### DATA PROVIDED:
--
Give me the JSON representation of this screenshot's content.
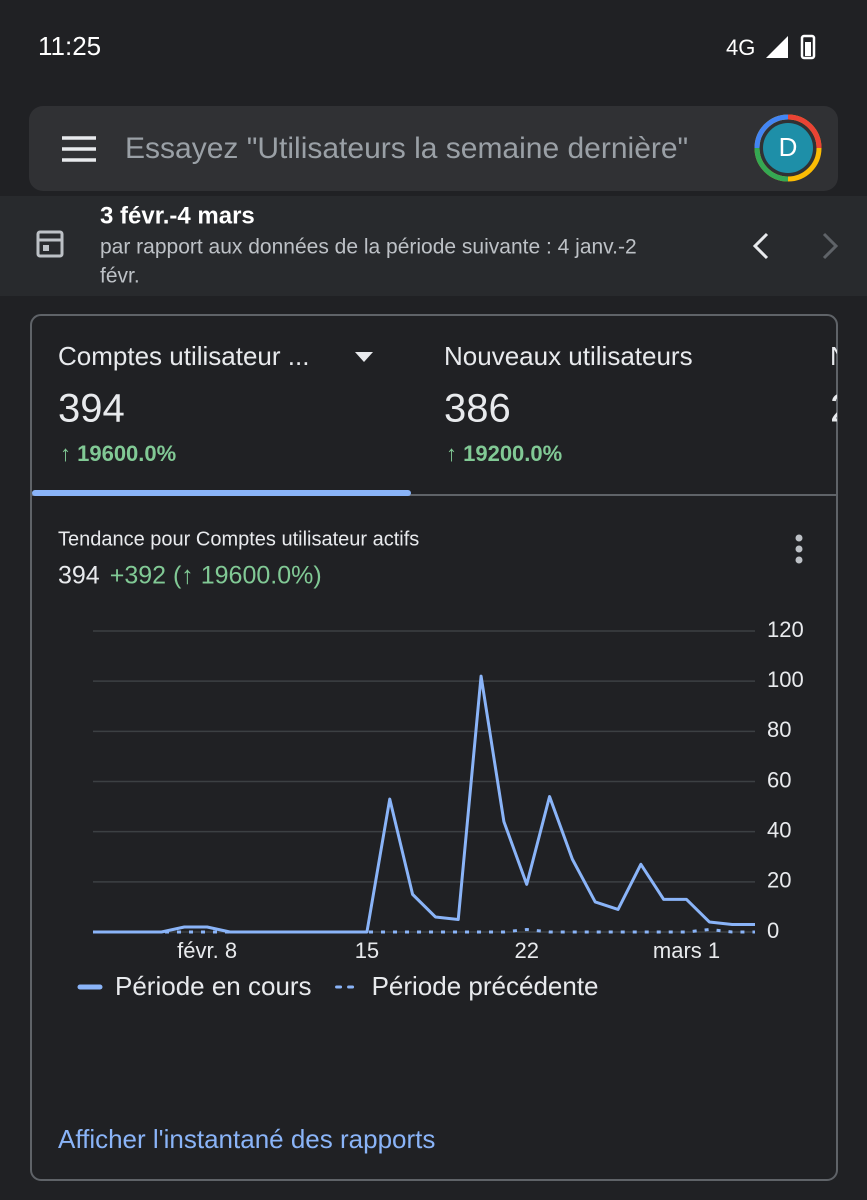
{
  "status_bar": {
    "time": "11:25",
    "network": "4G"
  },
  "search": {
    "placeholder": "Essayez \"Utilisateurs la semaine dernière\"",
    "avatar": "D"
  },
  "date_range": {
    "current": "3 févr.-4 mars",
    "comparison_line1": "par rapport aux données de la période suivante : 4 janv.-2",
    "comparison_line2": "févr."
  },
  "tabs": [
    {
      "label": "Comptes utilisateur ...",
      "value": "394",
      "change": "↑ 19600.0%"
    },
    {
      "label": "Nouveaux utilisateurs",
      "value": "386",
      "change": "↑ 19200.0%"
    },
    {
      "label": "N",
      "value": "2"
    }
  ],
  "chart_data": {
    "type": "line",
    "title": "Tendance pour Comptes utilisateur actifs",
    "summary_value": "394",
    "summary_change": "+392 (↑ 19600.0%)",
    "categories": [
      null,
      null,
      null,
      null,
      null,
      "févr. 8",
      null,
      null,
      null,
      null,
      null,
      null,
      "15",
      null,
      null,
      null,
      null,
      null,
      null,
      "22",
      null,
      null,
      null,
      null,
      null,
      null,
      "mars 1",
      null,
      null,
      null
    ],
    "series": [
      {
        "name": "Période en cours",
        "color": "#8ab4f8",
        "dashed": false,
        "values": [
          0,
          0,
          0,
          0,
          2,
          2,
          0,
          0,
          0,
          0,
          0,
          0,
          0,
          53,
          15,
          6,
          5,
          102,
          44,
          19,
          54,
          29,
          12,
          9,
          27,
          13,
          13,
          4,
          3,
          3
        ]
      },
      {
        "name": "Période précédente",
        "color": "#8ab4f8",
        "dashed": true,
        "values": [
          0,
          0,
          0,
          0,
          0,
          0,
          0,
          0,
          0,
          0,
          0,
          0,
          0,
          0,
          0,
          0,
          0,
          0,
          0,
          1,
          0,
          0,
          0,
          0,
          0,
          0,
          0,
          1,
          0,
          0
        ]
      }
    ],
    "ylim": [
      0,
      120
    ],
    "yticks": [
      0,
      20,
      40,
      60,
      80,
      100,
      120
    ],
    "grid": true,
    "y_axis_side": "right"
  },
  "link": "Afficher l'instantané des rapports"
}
--
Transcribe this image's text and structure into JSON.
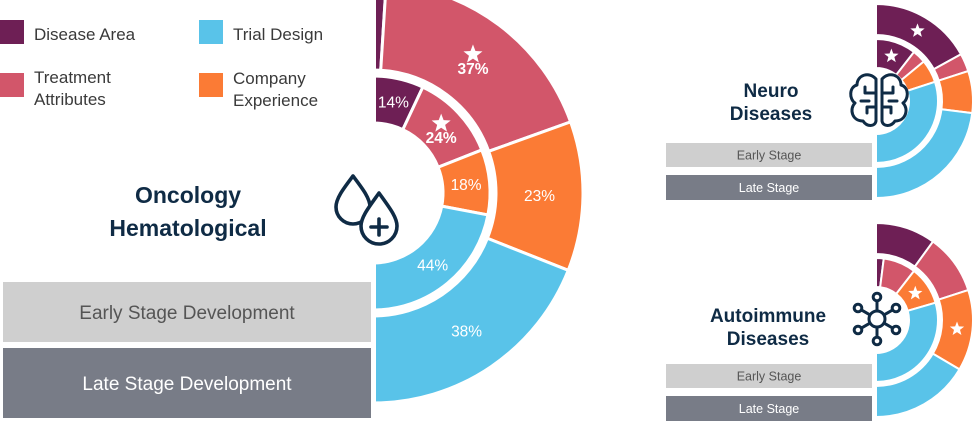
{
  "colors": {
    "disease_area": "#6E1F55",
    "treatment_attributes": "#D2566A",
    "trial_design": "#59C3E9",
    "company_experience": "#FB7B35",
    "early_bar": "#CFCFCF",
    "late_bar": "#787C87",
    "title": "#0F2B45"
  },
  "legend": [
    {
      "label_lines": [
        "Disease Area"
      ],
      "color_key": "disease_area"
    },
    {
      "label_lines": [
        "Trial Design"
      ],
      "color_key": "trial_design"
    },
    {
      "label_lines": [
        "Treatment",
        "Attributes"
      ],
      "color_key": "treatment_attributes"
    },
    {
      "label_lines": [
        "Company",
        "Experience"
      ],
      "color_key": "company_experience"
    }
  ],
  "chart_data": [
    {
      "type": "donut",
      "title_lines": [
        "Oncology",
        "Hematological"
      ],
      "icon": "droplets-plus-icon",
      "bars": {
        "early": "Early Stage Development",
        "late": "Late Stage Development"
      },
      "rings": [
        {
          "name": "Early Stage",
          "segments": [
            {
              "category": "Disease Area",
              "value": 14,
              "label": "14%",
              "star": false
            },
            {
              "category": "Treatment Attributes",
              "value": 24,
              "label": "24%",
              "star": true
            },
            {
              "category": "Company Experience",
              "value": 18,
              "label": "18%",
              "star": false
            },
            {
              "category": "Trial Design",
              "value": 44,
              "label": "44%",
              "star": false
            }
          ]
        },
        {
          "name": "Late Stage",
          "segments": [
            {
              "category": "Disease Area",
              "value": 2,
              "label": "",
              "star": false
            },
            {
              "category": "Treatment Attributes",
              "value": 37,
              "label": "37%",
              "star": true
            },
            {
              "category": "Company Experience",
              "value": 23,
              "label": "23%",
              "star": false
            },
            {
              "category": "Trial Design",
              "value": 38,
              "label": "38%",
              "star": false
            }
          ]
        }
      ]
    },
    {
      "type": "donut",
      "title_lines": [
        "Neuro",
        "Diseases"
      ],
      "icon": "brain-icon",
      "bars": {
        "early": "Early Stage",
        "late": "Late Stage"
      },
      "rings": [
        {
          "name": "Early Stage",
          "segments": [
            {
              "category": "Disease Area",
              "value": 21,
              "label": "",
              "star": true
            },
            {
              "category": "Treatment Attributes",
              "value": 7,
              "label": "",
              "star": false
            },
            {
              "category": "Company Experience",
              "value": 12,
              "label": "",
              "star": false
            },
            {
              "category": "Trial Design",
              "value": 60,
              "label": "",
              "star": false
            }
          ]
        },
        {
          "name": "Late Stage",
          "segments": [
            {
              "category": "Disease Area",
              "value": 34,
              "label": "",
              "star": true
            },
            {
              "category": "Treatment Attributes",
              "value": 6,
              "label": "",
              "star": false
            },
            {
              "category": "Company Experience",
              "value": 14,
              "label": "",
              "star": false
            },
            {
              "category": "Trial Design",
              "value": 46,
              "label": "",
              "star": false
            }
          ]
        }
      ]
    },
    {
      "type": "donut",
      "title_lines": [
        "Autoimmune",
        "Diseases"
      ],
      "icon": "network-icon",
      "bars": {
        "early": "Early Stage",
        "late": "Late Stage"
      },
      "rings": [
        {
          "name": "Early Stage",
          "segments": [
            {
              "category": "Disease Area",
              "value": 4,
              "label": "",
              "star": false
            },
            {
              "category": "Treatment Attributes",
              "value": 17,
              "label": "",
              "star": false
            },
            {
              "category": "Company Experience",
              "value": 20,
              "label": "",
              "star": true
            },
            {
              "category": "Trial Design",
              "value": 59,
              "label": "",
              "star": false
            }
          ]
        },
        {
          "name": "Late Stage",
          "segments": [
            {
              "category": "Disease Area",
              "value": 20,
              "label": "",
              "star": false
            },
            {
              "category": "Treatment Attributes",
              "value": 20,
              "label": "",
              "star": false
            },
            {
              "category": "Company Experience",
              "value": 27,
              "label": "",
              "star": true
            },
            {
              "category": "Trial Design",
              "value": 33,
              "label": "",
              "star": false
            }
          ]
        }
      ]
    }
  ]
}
--
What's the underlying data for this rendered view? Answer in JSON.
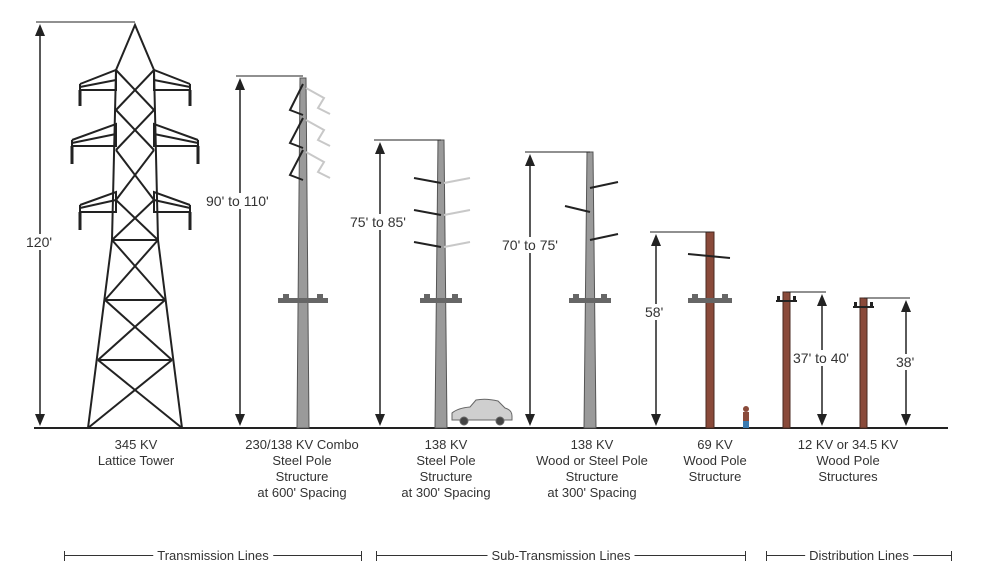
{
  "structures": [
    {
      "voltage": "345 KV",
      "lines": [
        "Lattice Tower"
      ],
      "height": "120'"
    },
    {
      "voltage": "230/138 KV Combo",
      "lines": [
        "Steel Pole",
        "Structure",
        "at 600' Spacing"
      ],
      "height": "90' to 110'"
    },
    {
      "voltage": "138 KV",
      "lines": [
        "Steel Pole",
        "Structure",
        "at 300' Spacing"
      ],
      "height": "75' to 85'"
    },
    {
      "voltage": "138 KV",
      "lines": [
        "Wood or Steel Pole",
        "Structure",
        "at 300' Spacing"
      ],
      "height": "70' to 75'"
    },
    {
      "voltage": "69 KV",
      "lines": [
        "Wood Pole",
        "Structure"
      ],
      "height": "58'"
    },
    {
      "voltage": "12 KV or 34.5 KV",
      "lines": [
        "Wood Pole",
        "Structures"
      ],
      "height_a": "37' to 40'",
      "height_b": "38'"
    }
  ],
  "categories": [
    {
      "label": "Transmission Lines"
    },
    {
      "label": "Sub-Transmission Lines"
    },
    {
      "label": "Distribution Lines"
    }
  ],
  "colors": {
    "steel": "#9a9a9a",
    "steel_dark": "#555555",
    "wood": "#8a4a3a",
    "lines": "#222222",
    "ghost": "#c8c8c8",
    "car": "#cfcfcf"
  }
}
--
### TASK REQUIREMENTS:
Going over the lines above, work out how many include "févr", then give only that number.

### ANSWER FOR THE TASK:
3